> _WHAT IS BEING ASKED_:
Go through the material and pull out every line with the string "title" in it.

> _EXERCISE MATERIAL_:
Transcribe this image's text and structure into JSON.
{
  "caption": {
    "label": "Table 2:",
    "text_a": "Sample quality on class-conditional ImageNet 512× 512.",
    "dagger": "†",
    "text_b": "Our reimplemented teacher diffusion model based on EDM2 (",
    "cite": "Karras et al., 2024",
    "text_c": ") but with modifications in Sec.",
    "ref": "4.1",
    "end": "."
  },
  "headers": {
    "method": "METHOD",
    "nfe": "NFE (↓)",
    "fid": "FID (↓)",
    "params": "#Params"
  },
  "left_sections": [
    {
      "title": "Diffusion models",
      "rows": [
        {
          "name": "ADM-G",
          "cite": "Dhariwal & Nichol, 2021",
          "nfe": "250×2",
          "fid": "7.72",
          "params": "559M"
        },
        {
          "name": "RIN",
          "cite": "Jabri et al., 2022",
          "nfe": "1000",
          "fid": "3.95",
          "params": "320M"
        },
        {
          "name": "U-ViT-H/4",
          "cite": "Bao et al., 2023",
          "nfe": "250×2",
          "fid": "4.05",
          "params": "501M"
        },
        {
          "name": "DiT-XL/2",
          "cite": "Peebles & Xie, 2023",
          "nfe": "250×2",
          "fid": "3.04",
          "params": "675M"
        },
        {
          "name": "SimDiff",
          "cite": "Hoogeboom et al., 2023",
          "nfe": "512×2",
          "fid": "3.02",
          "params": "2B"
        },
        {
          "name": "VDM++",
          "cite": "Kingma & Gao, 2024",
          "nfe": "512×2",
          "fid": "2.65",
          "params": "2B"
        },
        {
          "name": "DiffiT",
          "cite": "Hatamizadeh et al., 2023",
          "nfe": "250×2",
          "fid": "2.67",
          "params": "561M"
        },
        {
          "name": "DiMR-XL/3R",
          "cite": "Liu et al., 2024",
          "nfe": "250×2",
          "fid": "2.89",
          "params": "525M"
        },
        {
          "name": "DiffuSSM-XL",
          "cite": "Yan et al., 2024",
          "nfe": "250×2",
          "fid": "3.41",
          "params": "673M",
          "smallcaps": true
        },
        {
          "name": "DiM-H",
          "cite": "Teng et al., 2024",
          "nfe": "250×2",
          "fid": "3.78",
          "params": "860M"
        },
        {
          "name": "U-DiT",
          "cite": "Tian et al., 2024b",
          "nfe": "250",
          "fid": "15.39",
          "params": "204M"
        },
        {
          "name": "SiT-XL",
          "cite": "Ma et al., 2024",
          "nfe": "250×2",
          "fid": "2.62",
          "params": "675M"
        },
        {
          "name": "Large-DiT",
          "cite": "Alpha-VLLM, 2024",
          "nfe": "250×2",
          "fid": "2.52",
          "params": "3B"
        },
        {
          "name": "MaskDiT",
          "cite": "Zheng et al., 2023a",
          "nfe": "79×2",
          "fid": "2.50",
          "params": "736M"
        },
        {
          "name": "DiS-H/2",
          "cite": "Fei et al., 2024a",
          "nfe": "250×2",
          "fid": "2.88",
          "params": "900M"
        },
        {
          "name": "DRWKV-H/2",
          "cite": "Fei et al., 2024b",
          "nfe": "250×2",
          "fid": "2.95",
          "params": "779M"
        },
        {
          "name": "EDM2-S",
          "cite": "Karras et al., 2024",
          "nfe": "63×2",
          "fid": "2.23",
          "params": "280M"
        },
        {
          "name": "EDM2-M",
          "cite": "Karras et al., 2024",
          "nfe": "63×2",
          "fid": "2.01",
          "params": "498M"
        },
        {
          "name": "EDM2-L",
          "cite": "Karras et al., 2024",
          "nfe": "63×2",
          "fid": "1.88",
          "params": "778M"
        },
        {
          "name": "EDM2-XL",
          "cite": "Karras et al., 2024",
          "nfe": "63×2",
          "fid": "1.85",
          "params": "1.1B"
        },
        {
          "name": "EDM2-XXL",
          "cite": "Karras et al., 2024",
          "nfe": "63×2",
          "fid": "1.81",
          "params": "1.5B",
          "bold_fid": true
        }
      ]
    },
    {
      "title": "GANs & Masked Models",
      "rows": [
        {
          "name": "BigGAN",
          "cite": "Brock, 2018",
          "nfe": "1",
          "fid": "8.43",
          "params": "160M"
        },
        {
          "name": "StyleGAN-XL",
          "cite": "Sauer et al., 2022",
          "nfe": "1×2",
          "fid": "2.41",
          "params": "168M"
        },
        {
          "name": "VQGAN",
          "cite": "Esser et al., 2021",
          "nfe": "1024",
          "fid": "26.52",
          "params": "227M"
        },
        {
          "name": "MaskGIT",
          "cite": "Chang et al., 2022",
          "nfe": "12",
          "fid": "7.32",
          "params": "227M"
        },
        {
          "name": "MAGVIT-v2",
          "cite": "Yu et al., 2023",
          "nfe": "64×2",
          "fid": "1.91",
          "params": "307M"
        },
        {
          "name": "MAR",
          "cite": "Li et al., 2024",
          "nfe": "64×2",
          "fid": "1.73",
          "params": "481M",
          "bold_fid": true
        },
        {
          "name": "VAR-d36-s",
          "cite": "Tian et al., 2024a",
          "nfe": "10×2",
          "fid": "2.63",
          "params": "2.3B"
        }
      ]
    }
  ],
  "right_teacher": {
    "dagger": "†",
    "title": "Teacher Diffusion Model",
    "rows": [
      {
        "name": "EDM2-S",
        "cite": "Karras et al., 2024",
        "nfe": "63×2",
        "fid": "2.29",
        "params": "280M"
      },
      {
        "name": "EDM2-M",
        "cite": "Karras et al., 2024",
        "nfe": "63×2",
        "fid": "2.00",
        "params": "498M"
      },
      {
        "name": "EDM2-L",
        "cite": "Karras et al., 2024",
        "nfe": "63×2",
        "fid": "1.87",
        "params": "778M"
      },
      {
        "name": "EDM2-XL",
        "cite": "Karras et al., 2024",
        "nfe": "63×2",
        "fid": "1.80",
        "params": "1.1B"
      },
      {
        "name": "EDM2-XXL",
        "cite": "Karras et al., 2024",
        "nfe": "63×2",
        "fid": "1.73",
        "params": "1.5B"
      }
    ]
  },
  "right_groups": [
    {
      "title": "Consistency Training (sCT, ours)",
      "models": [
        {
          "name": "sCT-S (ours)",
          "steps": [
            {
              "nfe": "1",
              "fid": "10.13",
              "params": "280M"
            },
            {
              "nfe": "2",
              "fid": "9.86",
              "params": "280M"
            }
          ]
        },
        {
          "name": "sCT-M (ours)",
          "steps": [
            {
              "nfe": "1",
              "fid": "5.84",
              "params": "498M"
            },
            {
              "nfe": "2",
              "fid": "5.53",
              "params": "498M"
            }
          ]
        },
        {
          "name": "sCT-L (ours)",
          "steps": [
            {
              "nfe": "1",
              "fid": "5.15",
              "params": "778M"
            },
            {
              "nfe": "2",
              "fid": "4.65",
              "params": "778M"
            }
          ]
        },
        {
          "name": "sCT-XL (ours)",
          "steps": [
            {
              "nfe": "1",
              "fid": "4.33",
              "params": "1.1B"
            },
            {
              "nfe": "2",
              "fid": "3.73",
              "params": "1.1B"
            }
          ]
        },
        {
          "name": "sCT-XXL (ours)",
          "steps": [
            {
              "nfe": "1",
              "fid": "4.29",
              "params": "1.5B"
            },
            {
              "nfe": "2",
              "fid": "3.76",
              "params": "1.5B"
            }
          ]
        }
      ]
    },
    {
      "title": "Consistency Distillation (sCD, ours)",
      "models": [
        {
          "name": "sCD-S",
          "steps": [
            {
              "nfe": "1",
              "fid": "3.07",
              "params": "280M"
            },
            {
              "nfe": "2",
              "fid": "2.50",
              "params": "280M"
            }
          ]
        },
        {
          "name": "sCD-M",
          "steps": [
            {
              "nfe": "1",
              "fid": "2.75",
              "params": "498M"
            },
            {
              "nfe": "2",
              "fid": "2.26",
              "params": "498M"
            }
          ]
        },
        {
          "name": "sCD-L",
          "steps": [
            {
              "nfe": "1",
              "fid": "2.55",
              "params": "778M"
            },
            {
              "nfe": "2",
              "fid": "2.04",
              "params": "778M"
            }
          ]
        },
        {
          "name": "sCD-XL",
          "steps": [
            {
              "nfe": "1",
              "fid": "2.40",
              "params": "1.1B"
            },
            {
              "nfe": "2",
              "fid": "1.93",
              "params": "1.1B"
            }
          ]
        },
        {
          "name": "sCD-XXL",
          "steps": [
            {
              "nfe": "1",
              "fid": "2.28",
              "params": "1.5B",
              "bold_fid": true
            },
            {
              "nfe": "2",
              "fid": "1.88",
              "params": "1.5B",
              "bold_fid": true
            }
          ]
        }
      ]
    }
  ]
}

> _THE SOLUTION_:
      "title": "Diffusion models",
      "title": "GANs & Masked Models",
    "title": "Teacher Diffusion Model",
      "title": "Consistency Training (sCT, ours)",
      "title": "Consistency Distillation (sCD, ours)",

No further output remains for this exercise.